### What to work on
Write out every entry word for word.

--- begin Task data ---

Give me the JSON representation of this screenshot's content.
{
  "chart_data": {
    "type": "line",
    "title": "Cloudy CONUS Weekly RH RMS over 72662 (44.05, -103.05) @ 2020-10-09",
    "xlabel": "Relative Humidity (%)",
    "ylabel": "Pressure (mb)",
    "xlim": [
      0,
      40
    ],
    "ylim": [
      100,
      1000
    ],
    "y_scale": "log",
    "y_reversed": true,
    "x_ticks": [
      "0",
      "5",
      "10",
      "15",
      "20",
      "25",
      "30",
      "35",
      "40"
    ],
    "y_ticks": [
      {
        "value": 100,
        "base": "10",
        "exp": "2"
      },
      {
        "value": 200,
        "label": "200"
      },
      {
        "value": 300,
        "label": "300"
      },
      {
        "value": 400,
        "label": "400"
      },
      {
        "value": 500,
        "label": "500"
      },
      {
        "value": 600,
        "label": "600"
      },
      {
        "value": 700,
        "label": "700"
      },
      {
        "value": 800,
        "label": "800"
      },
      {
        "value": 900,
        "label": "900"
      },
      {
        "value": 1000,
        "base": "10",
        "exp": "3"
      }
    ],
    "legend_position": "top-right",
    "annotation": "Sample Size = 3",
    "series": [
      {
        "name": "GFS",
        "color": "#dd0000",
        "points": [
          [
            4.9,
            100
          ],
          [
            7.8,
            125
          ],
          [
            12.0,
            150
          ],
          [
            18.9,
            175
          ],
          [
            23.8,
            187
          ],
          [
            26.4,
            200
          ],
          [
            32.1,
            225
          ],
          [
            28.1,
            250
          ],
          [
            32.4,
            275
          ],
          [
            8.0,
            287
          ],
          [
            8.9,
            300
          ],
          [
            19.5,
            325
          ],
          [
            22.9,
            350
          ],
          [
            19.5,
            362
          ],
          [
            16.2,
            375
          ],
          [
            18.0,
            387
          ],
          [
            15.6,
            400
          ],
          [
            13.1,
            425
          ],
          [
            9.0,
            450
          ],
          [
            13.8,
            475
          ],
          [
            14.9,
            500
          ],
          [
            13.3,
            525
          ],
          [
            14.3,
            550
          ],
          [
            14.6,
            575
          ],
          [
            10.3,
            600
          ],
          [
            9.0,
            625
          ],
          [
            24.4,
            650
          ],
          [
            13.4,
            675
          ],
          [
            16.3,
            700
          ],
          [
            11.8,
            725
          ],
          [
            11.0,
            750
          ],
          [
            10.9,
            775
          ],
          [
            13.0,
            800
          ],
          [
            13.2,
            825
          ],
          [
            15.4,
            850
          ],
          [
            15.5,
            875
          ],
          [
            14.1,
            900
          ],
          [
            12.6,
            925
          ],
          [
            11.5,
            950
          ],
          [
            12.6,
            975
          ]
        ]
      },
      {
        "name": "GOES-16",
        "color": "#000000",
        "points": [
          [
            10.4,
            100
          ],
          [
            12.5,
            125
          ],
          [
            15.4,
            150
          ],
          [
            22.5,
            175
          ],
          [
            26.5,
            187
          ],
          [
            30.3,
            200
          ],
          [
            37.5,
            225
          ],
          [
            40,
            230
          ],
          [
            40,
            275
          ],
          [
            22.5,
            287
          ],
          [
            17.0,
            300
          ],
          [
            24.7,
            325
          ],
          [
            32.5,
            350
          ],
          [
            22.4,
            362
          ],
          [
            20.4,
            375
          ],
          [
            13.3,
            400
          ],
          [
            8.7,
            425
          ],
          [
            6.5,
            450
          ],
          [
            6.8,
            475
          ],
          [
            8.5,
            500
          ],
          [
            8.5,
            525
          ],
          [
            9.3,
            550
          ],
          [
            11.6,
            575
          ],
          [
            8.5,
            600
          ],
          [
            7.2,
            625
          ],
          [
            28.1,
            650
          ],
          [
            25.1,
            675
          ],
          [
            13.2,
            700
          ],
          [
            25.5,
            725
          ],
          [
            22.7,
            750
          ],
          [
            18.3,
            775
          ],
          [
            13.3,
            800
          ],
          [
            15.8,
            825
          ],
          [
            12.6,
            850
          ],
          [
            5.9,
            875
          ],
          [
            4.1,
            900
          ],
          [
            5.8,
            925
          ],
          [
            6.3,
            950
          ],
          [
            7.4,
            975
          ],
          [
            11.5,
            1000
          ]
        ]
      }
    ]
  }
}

--- end Task data ---

### Response for this exercise
Give me the JSON representation of this screenshot's content.
{
  "chart_data": {
    "type": "line",
    "title": "Cloudy CONUS Weekly RH RMS over 72662 (44.05, -103.05) @ 2020-10-09",
    "xlabel": "Relative Humidity (%)",
    "ylabel": "Pressure (mb)",
    "xlim": [
      0,
      40
    ],
    "ylim": [
      100,
      1000
    ],
    "y_scale": "log",
    "y_reversed": true,
    "x_ticks": [
      "0",
      "5",
      "10",
      "15",
      "20",
      "25",
      "30",
      "35",
      "40"
    ],
    "y_ticks": [
      {
        "value": 100,
        "base": "10",
        "exp": "2"
      },
      {
        "value": 200,
        "label": "200"
      },
      {
        "value": 300,
        "label": "300"
      },
      {
        "value": 400,
        "label": "400"
      },
      {
        "value": 500,
        "label": "500"
      },
      {
        "value": 600,
        "label": "600"
      },
      {
        "value": 700,
        "label": "700"
      },
      {
        "value": 800,
        "label": "800"
      },
      {
        "value": 900,
        "label": "900"
      },
      {
        "value": 1000,
        "base": "10",
        "exp": "3"
      }
    ],
    "legend_position": "top-right",
    "annotation": "Sample Size = 3",
    "series": [
      {
        "name": "GFS",
        "color": "#dd0000",
        "points": [
          [
            4.9,
            100
          ],
          [
            7.8,
            125
          ],
          [
            12.0,
            150
          ],
          [
            18.9,
            175
          ],
          [
            23.8,
            187
          ],
          [
            26.4,
            200
          ],
          [
            32.1,
            225
          ],
          [
            28.1,
            250
          ],
          [
            32.4,
            275
          ],
          [
            8.0,
            287
          ],
          [
            8.9,
            300
          ],
          [
            19.5,
            325
          ],
          [
            22.9,
            350
          ],
          [
            19.5,
            362
          ],
          [
            16.2,
            375
          ],
          [
            18.0,
            387
          ],
          [
            15.6,
            400
          ],
          [
            13.1,
            425
          ],
          [
            9.0,
            450
          ],
          [
            13.8,
            475
          ],
          [
            14.9,
            500
          ],
          [
            13.3,
            525
          ],
          [
            14.3,
            550
          ],
          [
            14.6,
            575
          ],
          [
            10.3,
            600
          ],
          [
            9.0,
            625
          ],
          [
            24.4,
            650
          ],
          [
            13.4,
            675
          ],
          [
            16.3,
            700
          ],
          [
            11.8,
            725
          ],
          [
            11.0,
            750
          ],
          [
            10.9,
            775
          ],
          [
            13.0,
            800
          ],
          [
            13.2,
            825
          ],
          [
            15.4,
            850
          ],
          [
            15.5,
            875
          ],
          [
            14.1,
            900
          ],
          [
            12.6,
            925
          ],
          [
            11.5,
            950
          ],
          [
            12.6,
            975
          ]
        ]
      },
      {
        "name": "GOES-16",
        "color": "#000000",
        "points": [
          [
            10.4,
            100
          ],
          [
            12.5,
            125
          ],
          [
            15.4,
            150
          ],
          [
            22.5,
            175
          ],
          [
            26.5,
            187
          ],
          [
            30.3,
            200
          ],
          [
            37.5,
            225
          ],
          [
            40,
            230
          ],
          [
            40,
            275
          ],
          [
            22.5,
            287
          ],
          [
            17.0,
            300
          ],
          [
            24.7,
            325
          ],
          [
            32.5,
            350
          ],
          [
            22.4,
            362
          ],
          [
            20.4,
            375
          ],
          [
            13.3,
            400
          ],
          [
            8.7,
            425
          ],
          [
            6.5,
            450
          ],
          [
            6.8,
            475
          ],
          [
            8.5,
            500
          ],
          [
            8.5,
            525
          ],
          [
            9.3,
            550
          ],
          [
            11.6,
            575
          ],
          [
            8.5,
            600
          ],
          [
            7.2,
            625
          ],
          [
            28.1,
            650
          ],
          [
            25.1,
            675
          ],
          [
            13.2,
            700
          ],
          [
            25.5,
            725
          ],
          [
            22.7,
            750
          ],
          [
            18.3,
            775
          ],
          [
            13.3,
            800
          ],
          [
            15.8,
            825
          ],
          [
            12.6,
            850
          ],
          [
            5.9,
            875
          ],
          [
            4.1,
            900
          ],
          [
            5.8,
            925
          ],
          [
            6.3,
            950
          ],
          [
            7.4,
            975
          ],
          [
            11.5,
            1000
          ]
        ]
      }
    ]
  }
}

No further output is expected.